Restate the complete material exactly.

* Start DATASET CONTENT *

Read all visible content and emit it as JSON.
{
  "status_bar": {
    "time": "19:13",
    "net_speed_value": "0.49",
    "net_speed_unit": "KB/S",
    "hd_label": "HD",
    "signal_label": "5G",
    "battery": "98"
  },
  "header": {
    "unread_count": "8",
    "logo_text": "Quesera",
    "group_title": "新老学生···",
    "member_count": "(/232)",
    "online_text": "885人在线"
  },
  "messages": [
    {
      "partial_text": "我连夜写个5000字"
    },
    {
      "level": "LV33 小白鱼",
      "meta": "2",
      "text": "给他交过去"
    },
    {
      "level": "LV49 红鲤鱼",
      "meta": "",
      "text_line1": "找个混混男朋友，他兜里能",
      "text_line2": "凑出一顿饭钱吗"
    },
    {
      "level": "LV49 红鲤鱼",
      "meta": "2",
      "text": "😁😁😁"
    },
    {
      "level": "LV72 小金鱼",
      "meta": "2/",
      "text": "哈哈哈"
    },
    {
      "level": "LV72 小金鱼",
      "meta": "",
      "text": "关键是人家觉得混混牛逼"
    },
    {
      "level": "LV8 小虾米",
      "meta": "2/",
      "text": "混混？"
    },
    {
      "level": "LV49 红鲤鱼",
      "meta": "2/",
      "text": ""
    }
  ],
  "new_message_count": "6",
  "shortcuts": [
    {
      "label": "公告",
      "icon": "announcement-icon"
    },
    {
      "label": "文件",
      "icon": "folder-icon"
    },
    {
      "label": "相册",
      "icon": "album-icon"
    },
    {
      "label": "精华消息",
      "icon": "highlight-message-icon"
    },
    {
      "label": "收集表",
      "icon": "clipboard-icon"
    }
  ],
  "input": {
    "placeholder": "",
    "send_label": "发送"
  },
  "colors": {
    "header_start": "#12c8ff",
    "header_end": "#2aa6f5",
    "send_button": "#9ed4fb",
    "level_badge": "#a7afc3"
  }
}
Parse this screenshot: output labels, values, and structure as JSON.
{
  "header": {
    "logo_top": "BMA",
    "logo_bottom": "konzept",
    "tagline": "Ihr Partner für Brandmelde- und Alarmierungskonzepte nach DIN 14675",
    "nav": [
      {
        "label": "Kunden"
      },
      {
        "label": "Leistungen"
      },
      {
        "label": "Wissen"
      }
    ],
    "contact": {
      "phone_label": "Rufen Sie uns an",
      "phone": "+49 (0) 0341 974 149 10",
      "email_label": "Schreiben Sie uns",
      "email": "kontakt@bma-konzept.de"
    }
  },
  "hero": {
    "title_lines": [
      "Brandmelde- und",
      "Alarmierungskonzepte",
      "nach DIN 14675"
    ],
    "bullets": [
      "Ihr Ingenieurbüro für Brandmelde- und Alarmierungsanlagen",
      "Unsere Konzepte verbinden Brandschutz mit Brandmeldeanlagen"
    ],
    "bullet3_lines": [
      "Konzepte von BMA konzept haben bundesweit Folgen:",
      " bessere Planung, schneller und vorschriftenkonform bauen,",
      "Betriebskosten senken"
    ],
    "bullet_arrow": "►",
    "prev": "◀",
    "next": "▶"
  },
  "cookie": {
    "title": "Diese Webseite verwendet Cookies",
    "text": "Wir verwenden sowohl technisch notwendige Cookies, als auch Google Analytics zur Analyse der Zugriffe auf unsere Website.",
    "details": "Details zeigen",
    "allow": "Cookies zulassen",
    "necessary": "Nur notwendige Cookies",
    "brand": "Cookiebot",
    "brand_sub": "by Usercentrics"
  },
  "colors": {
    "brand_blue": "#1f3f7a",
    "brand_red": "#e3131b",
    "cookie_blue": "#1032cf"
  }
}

* End DATASET CONTENT *

**RESULT:**
Read all visible content and emit it as JSON.
{
  "status_bar": {
    "time": "19:13",
    "net_speed_value": "0.49",
    "net_speed_unit": "KB/S",
    "hd_label": "HD",
    "signal_label": "5G",
    "battery": "98"
  },
  "header": {
    "unread_count": "8",
    "logo_text": "Quesera",
    "group_title": "新老学生···",
    "member_count": "(/232)",
    "online_text": "885人在线"
  },
  "messages": [
    {
      "partial_text": "我连夜写个5000字"
    },
    {
      "level": "LV33 小白鱼",
      "meta": "2",
      "text": "给他交过去"
    },
    {
      "level": "LV49 红鲤鱼",
      "meta": "",
      "text_line1": "找个混混男朋友，他兜里能",
      "text_line2": "凑出一顿饭钱吗"
    },
    {
      "level": "LV49 红鲤鱼",
      "meta": "2",
      "text": "😁😁😁"
    },
    {
      "level": "LV72 小金鱼",
      "meta": "2/",
      "text": "哈哈哈"
    },
    {
      "level": "LV72 小金鱼",
      "meta": "",
      "text": "关键是人家觉得混混牛逼"
    },
    {
      "level": "LV8 小虾米",
      "meta": "2/",
      "text": "混混？"
    },
    {
      "level": "LV49 红鲤鱼",
      "meta": "2/",
      "text": ""
    }
  ],
  "new_message_count": "6",
  "shortcuts": [
    {
      "label": "公告",
      "icon": "announcement-icon"
    },
    {
      "label": "文件",
      "icon": "folder-icon"
    },
    {
      "label": "相册",
      "icon": "album-icon"
    },
    {
      "label": "精华消息",
      "icon": "highlight-message-icon"
    },
    {
      "label": "收集表",
      "icon": "clipboard-icon"
    }
  ],
  "input": {
    "placeholder": "",
    "send_label": "发送"
  },
  "colors": {
    "header_start": "#12c8ff",
    "header_end": "#2aa6f5",
    "send_button": "#9ed4fb",
    "level_badge": "#a7afc3"
  }
}
Parse this screenshot: output labels, values, and structure as JSON.
{
  "header": {
    "logo_top": "BMA",
    "logo_bottom": "konzept",
    "tagline": "Ihr Partner für Brandmelde- und Alarmierungskonzepte nach DIN 14675",
    "nav": [
      {
        "label": "Kunden"
      },
      {
        "label": "Leistungen"
      },
      {
        "label": "Wissen"
      }
    ],
    "contact": {
      "phone_label": "Rufen Sie uns an",
      "phone": "+49 (0) 0341 974 149 10",
      "email_label": "Schreiben Sie uns",
      "email": "kontakt@bma-konzept.de"
    }
  },
  "hero": {
    "title_lines": [
      "Brandmelde- und",
      "Alarmierungskonzepte",
      "nach DIN 14675"
    ],
    "bullets": [
      "Ihr Ingenieurbüro für Brandmelde- und Alarmierungsanlagen",
      "Unsere Konzepte verbinden Brandschutz mit Brandmeldeanlagen"
    ],
    "bullet3_lines": [
      "Konzepte von BMA konzept haben bundesweit Folgen:",
      " bessere Planung, schneller und vorschriftenkonform bauen,",
      "Betriebskosten senken"
    ],
    "bullet_arrow": "►",
    "prev": "◀",
    "next": "▶"
  },
  "cookie": {
    "title": "Diese Webseite verwendet Cookies",
    "text": "Wir verwenden sowohl technisch notwendige Cookies, als auch Google Analytics zur Analyse der Zugriffe auf unsere Website.",
    "details": "Details zeigen",
    "allow": "Cookies zulassen",
    "necessary": "Nur notwendige Cookies",
    "brand": "Cookiebot",
    "brand_sub": "by Usercentrics"
  },
  "colors": {
    "brand_blue": "#1f3f7a",
    "brand_red": "#e3131b",
    "cookie_blue": "#1032cf"
  }
}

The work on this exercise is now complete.